Objective: Copy out all of the material exactly.
= = =
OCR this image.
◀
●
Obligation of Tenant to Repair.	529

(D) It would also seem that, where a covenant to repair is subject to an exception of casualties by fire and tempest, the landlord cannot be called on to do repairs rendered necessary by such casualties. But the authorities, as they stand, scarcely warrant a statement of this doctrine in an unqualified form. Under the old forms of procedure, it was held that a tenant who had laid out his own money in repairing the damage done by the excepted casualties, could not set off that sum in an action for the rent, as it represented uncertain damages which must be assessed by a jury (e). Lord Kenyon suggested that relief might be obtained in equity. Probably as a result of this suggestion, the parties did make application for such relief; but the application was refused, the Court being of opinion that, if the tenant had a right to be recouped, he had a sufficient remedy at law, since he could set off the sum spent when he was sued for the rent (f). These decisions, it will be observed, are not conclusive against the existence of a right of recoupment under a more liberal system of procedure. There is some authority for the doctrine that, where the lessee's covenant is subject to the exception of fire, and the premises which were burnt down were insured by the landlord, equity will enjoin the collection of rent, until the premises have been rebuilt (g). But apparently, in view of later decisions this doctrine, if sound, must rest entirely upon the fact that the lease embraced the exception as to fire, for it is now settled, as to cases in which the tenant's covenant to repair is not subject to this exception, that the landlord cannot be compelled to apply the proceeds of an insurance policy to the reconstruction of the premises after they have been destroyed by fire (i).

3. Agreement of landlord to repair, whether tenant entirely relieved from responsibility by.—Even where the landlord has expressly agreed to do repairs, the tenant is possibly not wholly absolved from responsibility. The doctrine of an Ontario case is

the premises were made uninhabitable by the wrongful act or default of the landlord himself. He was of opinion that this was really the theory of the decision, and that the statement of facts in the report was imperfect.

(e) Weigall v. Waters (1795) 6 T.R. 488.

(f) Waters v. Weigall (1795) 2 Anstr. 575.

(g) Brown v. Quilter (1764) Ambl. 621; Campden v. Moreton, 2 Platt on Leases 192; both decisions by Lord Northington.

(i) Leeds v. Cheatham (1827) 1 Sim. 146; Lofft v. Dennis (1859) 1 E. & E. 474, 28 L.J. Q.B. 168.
= = =
Response:
OCR this image.
◀
●
Obligation of Tenant to Repair.	529

(D) It would also seem that, where a covenant to repair is subject to an exception of casualties by fire and tempest, the landlord cannot be called on to do repairs rendered necessary by such casualties. But the authorities, as they stand, scarcely warrant a statement of this doctrine in an unqualified form. Under the old forms of procedure, it was held that a tenant who had laid out his own money in repairing the damage done by the excepted casualties, could not set off that sum in an action for the rent, as it represented uncertain damages which must be assessed by a jury (e). Lord Kenyon suggested that relief might be obtained in equity. Probably as a result of this suggestion, the parties did make application for such relief; but the application was refused, the Court being of opinion that, if the tenant had a right to be recouped, he had a sufficient remedy at law, since he could set off the sum spent when he was sued for the rent (f). These decisions, it will be observed, are not conclusive against the existence of a right of recoupment under a more liberal system of procedure. There is some authority for the doctrine that, where the lessee's covenant is subject to the exception of fire, and the premises which were burnt down were insured by the landlord, equity will enjoin the collection of rent, until the premises have been rebuilt (g). But apparently, in view of later decisions this doctrine, if sound, must rest entirely upon the fact that the lease embraced the exception as to fire, for it is now settled, as to cases in which the tenant's covenant to repair is not subject to this exception, that the landlord cannot be compelled to apply the proceeds of an insurance policy to the reconstruction of the premises after they have been destroyed by fire (i).

3. Agreement of landlord to repair, whether tenant entirely relieved from responsibility by.—Even where the landlord has expressly agreed to do repairs, the tenant is possibly not wholly absolved from responsibility. The doctrine of an Ontario case is

the premises were made uninhabitable by the wrongful act or default of the landlord himself. He was of opinion that this was really the theory of the decision, and that the statement of facts in the report was imperfect.

(e) Weigall v. Waters (1795) 6 T.R. 488.

(f) Waters v. Weigall (1795) 2 Anstr. 575.

(g) Brown v. Quilter (1764) Ambl. 621; Campden v. Moreton, 2 Platt on Leases 192; both decisions by Lord Northington.

(i) Leeds v. Cheatham (1827) 1 Sim. 146; Lofft v. Dennis (1859) 1 E. & E. 474, 28 L.J. Q.B. 168.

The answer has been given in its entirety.